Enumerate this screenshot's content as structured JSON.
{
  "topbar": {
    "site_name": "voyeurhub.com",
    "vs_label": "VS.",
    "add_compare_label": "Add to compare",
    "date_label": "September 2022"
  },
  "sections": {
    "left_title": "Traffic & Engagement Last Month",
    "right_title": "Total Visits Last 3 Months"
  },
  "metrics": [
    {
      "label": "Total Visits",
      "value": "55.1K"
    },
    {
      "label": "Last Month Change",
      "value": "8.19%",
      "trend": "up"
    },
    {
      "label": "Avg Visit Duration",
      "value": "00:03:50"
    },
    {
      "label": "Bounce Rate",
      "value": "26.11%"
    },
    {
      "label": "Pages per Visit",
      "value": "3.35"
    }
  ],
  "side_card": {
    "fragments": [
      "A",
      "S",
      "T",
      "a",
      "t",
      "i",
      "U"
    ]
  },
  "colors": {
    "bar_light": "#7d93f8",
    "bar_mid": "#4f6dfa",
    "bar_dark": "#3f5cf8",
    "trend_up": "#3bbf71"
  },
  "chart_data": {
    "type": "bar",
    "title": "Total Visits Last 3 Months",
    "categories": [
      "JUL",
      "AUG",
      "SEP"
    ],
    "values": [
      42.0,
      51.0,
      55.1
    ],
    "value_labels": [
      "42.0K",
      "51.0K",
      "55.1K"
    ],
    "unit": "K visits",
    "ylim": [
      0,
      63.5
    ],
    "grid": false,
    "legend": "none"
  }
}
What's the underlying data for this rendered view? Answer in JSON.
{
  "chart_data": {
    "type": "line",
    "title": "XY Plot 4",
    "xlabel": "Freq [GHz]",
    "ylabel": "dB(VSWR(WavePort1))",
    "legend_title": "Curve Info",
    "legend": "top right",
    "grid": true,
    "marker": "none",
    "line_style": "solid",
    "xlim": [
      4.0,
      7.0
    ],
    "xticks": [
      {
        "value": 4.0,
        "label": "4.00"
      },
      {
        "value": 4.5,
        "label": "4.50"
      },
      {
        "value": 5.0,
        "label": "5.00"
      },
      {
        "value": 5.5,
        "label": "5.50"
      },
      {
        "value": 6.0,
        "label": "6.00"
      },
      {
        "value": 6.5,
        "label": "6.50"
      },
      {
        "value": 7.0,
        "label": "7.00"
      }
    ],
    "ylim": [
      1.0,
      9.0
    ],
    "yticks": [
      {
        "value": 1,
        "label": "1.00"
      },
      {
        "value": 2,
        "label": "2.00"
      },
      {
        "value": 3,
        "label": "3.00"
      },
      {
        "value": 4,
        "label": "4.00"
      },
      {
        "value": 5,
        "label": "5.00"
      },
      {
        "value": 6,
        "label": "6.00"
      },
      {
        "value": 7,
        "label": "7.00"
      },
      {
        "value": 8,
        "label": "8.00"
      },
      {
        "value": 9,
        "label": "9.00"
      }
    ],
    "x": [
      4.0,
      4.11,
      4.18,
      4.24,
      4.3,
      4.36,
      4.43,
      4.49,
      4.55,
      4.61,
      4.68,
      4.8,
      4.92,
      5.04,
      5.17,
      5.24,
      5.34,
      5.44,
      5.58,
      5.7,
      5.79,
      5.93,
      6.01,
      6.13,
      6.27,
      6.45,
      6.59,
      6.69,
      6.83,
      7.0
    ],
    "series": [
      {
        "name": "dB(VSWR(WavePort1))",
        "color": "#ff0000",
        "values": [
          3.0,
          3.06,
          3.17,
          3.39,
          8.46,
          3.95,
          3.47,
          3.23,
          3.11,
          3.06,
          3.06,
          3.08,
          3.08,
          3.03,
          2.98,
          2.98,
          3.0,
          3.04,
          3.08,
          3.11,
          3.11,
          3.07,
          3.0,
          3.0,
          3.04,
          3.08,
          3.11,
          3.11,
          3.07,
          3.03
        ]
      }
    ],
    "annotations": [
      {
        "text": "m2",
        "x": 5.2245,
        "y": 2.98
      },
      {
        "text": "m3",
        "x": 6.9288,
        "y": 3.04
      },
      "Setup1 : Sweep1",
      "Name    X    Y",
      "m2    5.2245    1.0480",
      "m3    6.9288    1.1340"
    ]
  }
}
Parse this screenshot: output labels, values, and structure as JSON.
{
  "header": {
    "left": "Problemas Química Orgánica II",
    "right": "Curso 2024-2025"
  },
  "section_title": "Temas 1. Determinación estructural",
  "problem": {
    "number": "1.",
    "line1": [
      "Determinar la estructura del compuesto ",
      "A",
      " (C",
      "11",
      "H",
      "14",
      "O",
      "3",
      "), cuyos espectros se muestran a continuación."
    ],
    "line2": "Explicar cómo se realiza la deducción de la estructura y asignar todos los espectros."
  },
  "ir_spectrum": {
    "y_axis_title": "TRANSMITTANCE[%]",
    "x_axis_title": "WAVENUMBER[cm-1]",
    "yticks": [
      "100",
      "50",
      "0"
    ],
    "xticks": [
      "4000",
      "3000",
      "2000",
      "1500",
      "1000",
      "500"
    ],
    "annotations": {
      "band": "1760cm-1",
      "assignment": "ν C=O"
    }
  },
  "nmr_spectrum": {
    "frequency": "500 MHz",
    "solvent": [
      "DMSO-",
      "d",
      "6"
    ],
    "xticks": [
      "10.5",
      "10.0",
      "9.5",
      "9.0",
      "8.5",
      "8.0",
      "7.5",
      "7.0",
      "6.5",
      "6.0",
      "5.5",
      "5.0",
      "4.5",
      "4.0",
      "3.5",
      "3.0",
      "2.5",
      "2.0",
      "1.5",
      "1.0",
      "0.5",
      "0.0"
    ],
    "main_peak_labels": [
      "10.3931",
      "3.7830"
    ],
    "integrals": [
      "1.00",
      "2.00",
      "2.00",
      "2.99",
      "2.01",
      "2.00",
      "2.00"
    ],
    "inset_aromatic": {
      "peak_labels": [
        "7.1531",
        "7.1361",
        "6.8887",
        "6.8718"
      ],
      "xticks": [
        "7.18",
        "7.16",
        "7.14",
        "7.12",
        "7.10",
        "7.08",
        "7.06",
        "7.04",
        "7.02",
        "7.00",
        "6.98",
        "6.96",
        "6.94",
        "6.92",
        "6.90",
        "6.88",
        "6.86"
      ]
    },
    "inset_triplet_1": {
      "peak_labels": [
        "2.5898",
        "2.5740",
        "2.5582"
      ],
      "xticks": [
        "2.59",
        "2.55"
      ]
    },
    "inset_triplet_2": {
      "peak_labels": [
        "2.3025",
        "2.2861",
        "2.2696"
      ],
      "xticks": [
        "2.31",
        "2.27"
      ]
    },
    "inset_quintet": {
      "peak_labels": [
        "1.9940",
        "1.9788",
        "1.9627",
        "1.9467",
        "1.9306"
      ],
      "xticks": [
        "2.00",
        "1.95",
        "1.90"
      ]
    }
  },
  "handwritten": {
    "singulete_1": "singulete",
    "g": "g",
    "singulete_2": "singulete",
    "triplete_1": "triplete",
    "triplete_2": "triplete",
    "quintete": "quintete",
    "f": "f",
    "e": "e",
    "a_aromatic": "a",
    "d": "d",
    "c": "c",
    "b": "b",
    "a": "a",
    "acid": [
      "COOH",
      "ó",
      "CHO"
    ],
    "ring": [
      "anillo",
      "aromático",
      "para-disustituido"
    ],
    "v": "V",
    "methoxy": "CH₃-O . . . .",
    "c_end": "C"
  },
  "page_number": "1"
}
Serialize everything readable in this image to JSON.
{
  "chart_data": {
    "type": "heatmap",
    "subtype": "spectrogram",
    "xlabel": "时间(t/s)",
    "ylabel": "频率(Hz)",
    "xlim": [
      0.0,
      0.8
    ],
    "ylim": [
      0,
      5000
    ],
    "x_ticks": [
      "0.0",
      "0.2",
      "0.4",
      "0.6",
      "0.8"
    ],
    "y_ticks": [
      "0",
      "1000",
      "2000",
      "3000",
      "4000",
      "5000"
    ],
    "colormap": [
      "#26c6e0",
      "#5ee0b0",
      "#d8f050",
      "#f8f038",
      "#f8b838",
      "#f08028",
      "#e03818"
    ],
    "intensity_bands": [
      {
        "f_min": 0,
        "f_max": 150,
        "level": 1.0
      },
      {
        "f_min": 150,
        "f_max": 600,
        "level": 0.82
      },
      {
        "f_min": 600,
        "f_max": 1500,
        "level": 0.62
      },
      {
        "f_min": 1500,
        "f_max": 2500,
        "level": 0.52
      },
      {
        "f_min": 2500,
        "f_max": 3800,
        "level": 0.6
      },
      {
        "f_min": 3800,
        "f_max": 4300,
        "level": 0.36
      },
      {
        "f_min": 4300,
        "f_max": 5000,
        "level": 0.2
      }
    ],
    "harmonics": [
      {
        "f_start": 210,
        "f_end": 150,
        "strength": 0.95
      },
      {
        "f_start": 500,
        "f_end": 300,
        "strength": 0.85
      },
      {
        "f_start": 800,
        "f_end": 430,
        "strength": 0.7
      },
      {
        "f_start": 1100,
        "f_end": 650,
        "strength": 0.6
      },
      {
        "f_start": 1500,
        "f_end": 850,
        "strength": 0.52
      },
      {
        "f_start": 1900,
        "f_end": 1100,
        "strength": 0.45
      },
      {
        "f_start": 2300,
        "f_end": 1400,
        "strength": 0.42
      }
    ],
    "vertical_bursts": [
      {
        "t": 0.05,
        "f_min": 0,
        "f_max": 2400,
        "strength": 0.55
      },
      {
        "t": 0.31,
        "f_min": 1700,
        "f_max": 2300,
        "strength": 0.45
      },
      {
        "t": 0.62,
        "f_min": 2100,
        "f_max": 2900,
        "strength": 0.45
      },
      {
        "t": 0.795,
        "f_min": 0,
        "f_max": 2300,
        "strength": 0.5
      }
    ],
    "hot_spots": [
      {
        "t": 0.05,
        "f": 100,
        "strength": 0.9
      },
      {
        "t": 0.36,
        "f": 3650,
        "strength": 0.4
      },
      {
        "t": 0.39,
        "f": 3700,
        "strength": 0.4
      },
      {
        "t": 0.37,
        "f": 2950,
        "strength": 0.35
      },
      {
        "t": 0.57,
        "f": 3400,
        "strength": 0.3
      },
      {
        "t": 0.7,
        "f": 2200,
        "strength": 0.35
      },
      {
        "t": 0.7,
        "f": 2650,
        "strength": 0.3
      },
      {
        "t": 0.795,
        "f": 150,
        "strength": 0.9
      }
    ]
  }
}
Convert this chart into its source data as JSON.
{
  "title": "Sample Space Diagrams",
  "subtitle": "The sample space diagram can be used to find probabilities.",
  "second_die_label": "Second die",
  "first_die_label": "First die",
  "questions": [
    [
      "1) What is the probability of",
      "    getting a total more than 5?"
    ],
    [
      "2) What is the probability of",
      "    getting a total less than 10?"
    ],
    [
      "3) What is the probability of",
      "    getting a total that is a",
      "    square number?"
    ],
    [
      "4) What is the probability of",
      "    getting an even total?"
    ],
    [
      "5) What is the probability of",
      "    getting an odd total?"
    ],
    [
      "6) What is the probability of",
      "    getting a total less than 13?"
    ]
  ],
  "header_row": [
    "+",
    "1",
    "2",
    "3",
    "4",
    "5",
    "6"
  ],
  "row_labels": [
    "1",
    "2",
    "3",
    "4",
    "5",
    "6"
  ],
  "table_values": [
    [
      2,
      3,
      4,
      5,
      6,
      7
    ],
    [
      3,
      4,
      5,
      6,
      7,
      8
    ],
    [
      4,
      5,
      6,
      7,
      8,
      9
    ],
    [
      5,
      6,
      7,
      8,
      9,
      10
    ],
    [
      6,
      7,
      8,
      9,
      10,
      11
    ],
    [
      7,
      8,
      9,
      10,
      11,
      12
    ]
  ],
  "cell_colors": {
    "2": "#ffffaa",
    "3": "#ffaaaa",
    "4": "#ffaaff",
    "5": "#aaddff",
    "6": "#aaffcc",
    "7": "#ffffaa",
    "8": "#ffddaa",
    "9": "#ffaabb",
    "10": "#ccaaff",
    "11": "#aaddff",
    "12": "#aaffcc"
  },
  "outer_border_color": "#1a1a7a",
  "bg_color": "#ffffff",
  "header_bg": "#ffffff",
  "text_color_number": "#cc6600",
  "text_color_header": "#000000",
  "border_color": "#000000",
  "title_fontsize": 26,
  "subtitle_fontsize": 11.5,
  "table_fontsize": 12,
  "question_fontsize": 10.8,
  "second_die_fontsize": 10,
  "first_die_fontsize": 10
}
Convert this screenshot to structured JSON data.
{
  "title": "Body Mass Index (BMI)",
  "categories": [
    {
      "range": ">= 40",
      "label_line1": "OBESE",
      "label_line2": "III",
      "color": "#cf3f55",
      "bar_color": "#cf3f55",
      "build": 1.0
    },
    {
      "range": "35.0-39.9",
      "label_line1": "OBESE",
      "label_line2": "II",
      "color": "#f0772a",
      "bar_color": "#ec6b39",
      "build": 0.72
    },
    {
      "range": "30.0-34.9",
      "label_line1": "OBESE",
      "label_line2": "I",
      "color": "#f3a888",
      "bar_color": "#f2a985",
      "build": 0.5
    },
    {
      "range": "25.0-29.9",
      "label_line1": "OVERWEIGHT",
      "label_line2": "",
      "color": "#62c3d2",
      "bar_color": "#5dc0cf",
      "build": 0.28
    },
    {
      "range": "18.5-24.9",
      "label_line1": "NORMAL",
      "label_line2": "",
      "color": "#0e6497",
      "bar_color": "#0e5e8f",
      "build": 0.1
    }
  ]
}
---*---
**Instructions for the task**:
Return each full line of the entries that contains the word "Months".

**Correct output**:
    "right_title": "Total Visits Last 3 Months"
    "title": "Total Visits Last 3 Months",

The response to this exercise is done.